───── Material provided

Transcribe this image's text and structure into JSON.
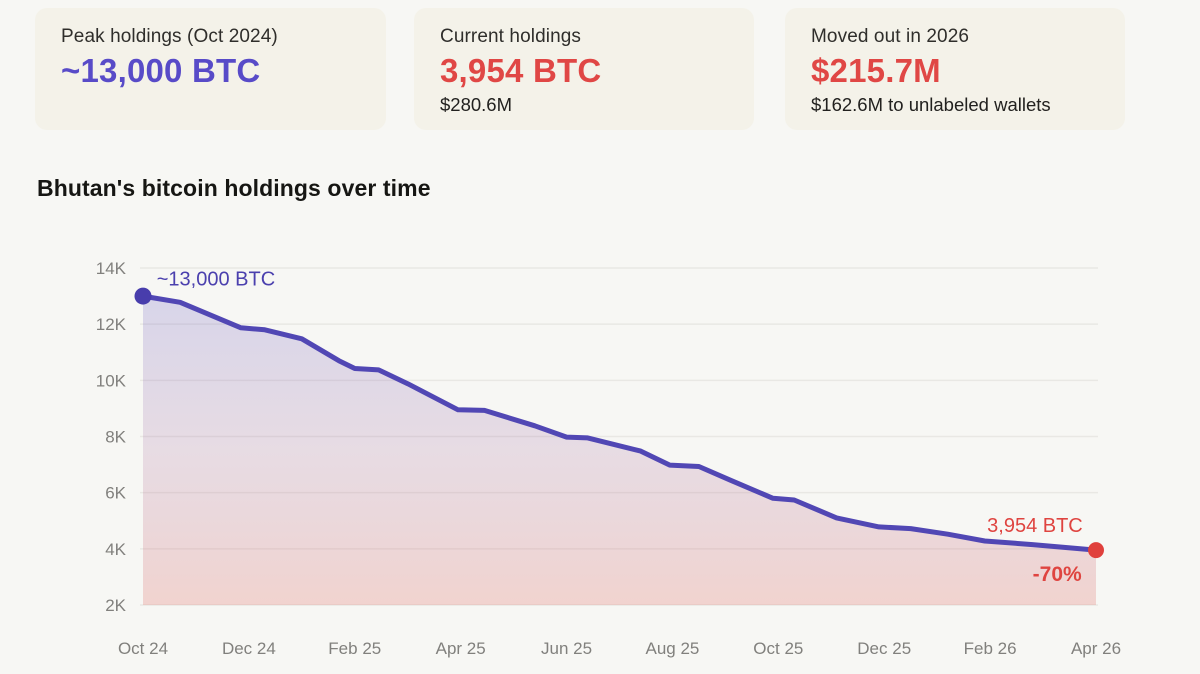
{
  "cards": [
    {
      "label": "Peak holdings (Oct 2024)",
      "value": "~13,000 BTC",
      "sub": "",
      "value_color": "#584bc8"
    },
    {
      "label": "Current holdings",
      "value": "3,954 BTC",
      "sub": "$280.6M",
      "value_color": "#e04745"
    },
    {
      "label": "Moved out in 2026",
      "value": "$215.7M",
      "sub": "$162.6M to unlabeled wallets",
      "value_color": "#e04745"
    }
  ],
  "section_title": "Bhutan's bitcoin holdings over time",
  "chart_data": {
    "type": "area",
    "title": "Bhutan's bitcoin holdings over time",
    "x_unit": "months since Oct 2024",
    "x_tick_months": [
      0,
      2,
      4,
      6,
      8,
      10,
      12,
      14,
      16,
      18
    ],
    "x_tick_labels": [
      "Oct 24",
      "Dec 24",
      "Feb 25",
      "Apr 25",
      "Jun 25",
      "Aug 25",
      "Oct 25",
      "Dec 25",
      "Feb 26",
      "Apr 26"
    ],
    "y_ticks": [
      14000,
      12000,
      10000,
      8000,
      6000,
      4000,
      2000
    ],
    "y_tick_labels": [
      "14K",
      "12K",
      "10K",
      "8K",
      "6K",
      "4K",
      "2K"
    ],
    "ylim": [
      2000,
      14000
    ],
    "grid": true,
    "legend": "none",
    "series": [
      {
        "name": "Bhutan BTC holdings",
        "points": [
          [
            0,
            13000
          ],
          [
            0.7,
            12780
          ],
          [
            1.85,
            11870
          ],
          [
            2.3,
            11800
          ],
          [
            3.0,
            11480
          ],
          [
            3.7,
            10700
          ],
          [
            4.0,
            10420
          ],
          [
            4.45,
            10370
          ],
          [
            5.0,
            9880
          ],
          [
            5.95,
            8950
          ],
          [
            6.45,
            8930
          ],
          [
            7.4,
            8380
          ],
          [
            8.0,
            7980
          ],
          [
            8.4,
            7950
          ],
          [
            9.4,
            7480
          ],
          [
            9.95,
            6980
          ],
          [
            10.5,
            6930
          ],
          [
            11.1,
            6440
          ],
          [
            11.9,
            5800
          ],
          [
            12.3,
            5740
          ],
          [
            13.1,
            5100
          ],
          [
            13.9,
            4780
          ],
          [
            14.5,
            4720
          ],
          [
            15.2,
            4520
          ],
          [
            15.9,
            4280
          ],
          [
            16.8,
            4150
          ],
          [
            18,
            3954
          ]
        ]
      }
    ],
    "markers": [
      {
        "name": "peak-point",
        "m": 0,
        "v": 13000,
        "color": "#483dac",
        "r": 8.5
      },
      {
        "name": "current-point",
        "m": 18,
        "v": 3954,
        "color": "#e0403c",
        "r": 8
      }
    ],
    "annotations": [
      {
        "text": "~13,000 BTC",
        "m": 0.26,
        "v": 13380,
        "anchor": "start",
        "color": "#4b40ae",
        "size": 20,
        "weight": 500
      },
      {
        "text": "3,954 BTC",
        "m": 17.75,
        "v": 4600,
        "anchor": "end",
        "color": "#df4440",
        "size": 20,
        "weight": 500
      },
      {
        "text": "-70%",
        "m": 17.73,
        "v": 2855,
        "anchor": "end",
        "color": "#df4440",
        "size": 21,
        "weight": 600
      }
    ],
    "colors": {
      "line": "#5147b4",
      "grid": "#e9e8e4",
      "axis_text": "#81807d",
      "area_top": "rgba(89,76,192,0.20)",
      "area_mid": "rgba(168,110,160,0.20)",
      "area_bottom": "rgba(226,118,110,0.28)"
    }
  }
}
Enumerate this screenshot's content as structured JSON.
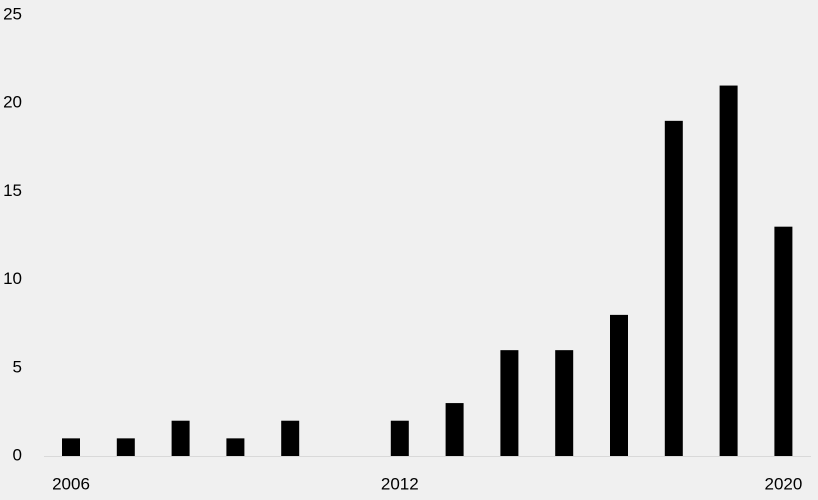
{
  "chart_data": {
    "type": "bar",
    "categories": [
      "2006",
      null,
      null,
      null,
      null,
      null,
      "2012",
      null,
      null,
      null,
      null,
      null,
      null,
      "2020"
    ],
    "values": [
      1,
      1,
      2,
      1,
      2,
      0,
      2,
      3,
      6,
      6,
      8,
      19,
      21,
      13
    ],
    "color": "#000000",
    "ylim": [
      0,
      25
    ],
    "yticks": [
      0,
      5,
      10,
      15,
      20,
      25
    ],
    "grid": false
  }
}
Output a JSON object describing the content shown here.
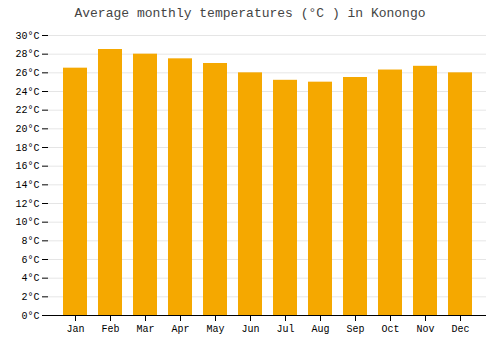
{
  "chart_data": {
    "type": "bar",
    "title": "Average monthly temperatures (°C ) in Konongo",
    "categories": [
      "Jan",
      "Feb",
      "Mar",
      "Apr",
      "May",
      "Jun",
      "Jul",
      "Aug",
      "Sep",
      "Oct",
      "Nov",
      "Dec"
    ],
    "values": [
      26.5,
      28.5,
      28.0,
      27.5,
      27.0,
      26.0,
      25.2,
      25.0,
      25.5,
      26.3,
      26.7,
      26.0
    ],
    "color": "#F5A800",
    "ylim": [
      0,
      30
    ],
    "yticks": [
      {
        "value": 0,
        "label": "0°C"
      },
      {
        "value": 2,
        "label": "2°C"
      },
      {
        "value": 4,
        "label": "4°C"
      },
      {
        "value": 6,
        "label": "6°C"
      },
      {
        "value": 8,
        "label": "8°C"
      },
      {
        "value": 10,
        "label": "10°C"
      },
      {
        "value": 12,
        "label": "12°C"
      },
      {
        "value": 14,
        "label": "14°C"
      },
      {
        "value": 16,
        "label": "16°C"
      },
      {
        "value": 18,
        "label": "18°C"
      },
      {
        "value": 20,
        "label": "20°C"
      },
      {
        "value": 22,
        "label": "22°C"
      },
      {
        "value": 24,
        "label": "24°C"
      },
      {
        "value": 26,
        "label": "26°C"
      },
      {
        "value": 28,
        "label": "28°C"
      },
      {
        "value": 30,
        "label": "30°C"
      }
    ],
    "grid": true
  }
}
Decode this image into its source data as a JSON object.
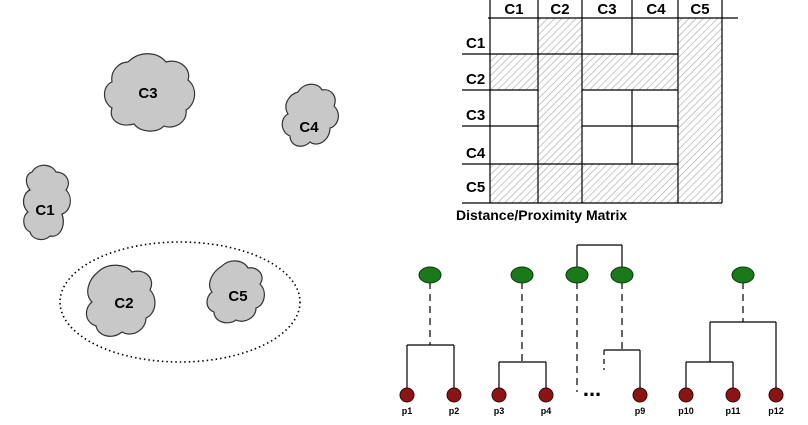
{
  "header_fragment": "",
  "clusters": [
    {
      "id": "c3",
      "label": "C3"
    },
    {
      "id": "c4",
      "label": "C4"
    },
    {
      "id": "c1",
      "label": "C1"
    },
    {
      "id": "c2",
      "label": "C2"
    },
    {
      "id": "c5",
      "label": "C5"
    }
  ],
  "matrix": {
    "col_headers": [
      "C1",
      "C2",
      "C3",
      "C4",
      "C5"
    ],
    "row_headers": [
      "C1",
      "C2",
      "C3",
      "C4",
      "C5"
    ],
    "caption": "Distance/Proximity Matrix"
  },
  "dendrogram": {
    "leaves": [
      "p1",
      "p2",
      "p3",
      "p4",
      "p9",
      "p10",
      "p11",
      "p12"
    ],
    "ellipsis": "..."
  },
  "colors": {
    "cluster_fill": "#c8c8c8",
    "node_top": "#1a7a1a",
    "node_leaf": "#8b1414",
    "hatch": "#b0b0b0"
  }
}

──────────

> _Instruction_
Identify the lines above that contain the word "content", then copy them.

> _Answer in full_
Enumerate this screenshot's content as structured JSON.
Output a JSON object describing the content shown here.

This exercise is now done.